Copy every line of the records below that holds the word "JSON".

(Extracted records)
____

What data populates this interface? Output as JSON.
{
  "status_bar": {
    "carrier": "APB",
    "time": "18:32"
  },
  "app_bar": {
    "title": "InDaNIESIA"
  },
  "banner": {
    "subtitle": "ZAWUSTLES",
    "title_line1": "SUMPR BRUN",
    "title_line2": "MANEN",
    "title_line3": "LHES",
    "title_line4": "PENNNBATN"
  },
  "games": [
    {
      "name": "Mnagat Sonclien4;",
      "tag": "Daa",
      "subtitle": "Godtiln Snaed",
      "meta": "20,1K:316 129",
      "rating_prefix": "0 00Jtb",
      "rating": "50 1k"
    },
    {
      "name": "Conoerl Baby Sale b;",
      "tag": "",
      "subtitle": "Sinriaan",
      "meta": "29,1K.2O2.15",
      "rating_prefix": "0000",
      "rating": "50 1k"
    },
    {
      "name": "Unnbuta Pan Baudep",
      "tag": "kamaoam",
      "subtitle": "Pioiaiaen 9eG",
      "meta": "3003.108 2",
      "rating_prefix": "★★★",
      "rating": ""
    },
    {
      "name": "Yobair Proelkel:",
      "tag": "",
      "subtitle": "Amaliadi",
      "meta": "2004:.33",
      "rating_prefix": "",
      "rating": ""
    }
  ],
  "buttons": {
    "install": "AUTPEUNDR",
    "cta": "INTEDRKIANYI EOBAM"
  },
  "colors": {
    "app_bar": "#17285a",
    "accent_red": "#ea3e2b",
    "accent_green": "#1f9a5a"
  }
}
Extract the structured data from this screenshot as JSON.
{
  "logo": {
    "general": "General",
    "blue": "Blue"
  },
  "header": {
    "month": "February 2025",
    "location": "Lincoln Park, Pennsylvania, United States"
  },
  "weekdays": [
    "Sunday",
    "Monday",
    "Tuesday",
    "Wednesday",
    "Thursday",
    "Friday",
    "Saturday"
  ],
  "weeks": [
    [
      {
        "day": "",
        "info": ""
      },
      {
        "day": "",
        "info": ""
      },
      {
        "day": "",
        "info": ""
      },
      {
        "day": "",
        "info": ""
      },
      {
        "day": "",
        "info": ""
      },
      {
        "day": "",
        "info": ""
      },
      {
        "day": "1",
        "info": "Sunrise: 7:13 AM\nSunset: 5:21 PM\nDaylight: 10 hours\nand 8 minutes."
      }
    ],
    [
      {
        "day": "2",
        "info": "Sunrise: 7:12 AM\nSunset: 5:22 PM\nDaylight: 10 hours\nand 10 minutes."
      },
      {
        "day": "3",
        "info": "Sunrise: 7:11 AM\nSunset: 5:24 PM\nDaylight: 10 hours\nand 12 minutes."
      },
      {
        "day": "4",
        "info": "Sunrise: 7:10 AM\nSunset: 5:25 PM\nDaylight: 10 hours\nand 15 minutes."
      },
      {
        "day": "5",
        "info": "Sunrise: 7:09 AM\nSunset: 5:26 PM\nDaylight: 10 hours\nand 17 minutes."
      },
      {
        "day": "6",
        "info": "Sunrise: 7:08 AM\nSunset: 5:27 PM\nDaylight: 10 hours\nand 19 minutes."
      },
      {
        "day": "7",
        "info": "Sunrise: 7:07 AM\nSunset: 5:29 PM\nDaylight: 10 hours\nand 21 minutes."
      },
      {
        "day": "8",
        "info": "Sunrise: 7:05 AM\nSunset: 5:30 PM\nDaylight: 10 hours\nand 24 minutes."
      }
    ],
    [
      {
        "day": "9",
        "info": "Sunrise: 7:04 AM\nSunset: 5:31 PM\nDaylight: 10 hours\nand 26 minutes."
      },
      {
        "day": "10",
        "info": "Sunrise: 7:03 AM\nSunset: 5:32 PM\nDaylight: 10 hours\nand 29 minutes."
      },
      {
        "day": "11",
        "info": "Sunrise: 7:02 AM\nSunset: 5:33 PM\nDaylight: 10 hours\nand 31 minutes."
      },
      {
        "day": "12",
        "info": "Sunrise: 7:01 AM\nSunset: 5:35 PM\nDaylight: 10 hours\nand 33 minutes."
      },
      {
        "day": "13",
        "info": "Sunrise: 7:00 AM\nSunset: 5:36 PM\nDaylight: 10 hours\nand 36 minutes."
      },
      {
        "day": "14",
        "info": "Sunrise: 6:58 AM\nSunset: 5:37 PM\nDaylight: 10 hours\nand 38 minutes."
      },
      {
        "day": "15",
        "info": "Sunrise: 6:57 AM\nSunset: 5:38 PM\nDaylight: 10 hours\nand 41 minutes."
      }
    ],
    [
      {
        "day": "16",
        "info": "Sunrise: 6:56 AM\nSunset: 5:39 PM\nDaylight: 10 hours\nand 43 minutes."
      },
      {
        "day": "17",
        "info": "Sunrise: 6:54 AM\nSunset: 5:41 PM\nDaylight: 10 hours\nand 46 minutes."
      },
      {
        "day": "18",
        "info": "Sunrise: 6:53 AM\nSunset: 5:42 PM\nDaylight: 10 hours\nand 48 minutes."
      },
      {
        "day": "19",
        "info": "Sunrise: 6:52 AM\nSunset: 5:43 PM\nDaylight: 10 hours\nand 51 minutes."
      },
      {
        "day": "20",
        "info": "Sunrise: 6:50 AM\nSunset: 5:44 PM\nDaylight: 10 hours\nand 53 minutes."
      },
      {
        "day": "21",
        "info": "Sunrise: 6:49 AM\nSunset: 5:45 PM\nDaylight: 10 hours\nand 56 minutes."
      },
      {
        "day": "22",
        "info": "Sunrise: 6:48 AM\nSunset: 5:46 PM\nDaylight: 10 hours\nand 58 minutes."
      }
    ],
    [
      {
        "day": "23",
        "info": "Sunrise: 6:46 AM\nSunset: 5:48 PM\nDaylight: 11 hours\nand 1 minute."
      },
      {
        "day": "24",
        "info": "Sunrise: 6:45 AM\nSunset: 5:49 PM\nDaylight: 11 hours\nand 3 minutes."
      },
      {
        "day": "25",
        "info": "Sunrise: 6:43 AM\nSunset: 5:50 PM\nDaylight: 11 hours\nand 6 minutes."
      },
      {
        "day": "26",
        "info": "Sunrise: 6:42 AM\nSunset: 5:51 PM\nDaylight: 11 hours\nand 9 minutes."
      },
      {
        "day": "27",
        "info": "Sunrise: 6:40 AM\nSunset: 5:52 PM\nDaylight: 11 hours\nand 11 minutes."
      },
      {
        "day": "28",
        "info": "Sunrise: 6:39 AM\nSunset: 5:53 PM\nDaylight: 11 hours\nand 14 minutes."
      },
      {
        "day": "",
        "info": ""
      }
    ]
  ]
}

____

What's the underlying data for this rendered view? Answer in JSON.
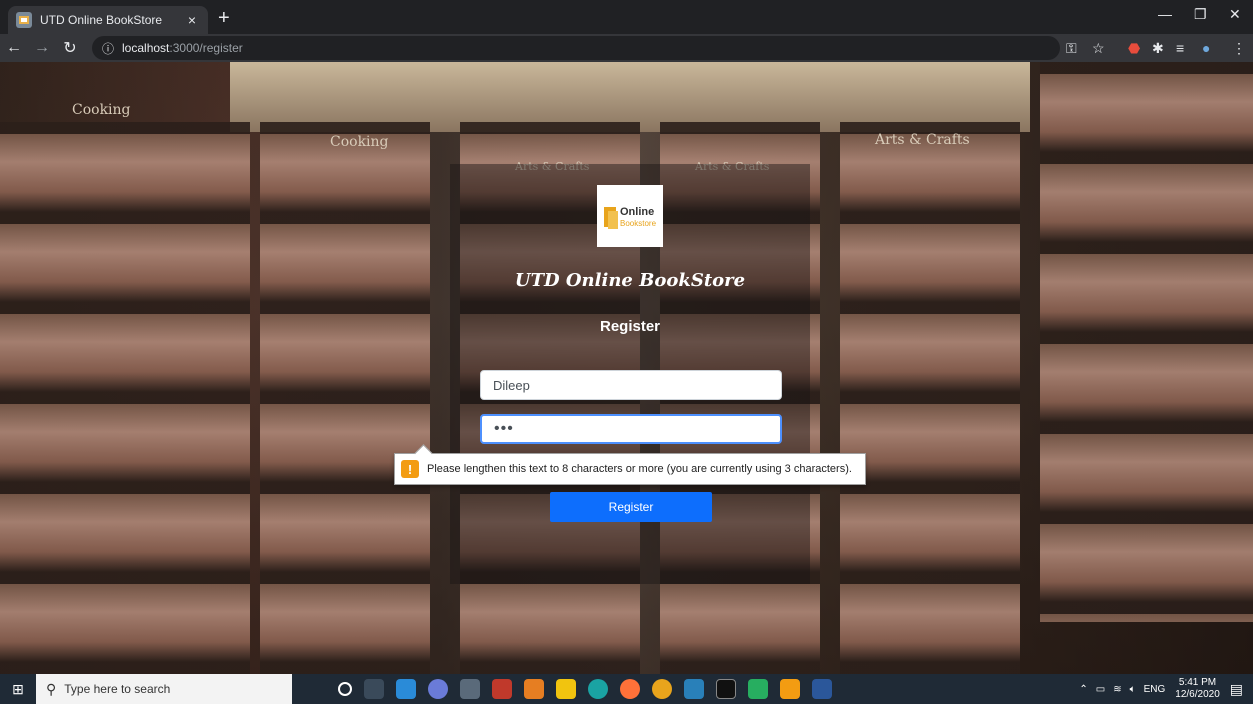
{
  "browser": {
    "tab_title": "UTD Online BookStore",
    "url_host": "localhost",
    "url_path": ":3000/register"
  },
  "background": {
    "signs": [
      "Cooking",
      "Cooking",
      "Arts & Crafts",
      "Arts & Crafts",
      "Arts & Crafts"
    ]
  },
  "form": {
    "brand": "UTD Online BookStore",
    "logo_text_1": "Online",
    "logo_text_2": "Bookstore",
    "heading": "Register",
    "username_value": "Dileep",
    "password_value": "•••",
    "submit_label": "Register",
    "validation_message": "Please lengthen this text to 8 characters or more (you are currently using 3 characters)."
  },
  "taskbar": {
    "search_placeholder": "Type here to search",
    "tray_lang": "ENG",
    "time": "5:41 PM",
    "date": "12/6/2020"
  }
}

____

### COMPLETED EXERCISE
What data populates this interface? Output as JSON.
Extract the structured data from this screenshot as JSON.
What's the underlying data for this rendered view? Answer in JSON.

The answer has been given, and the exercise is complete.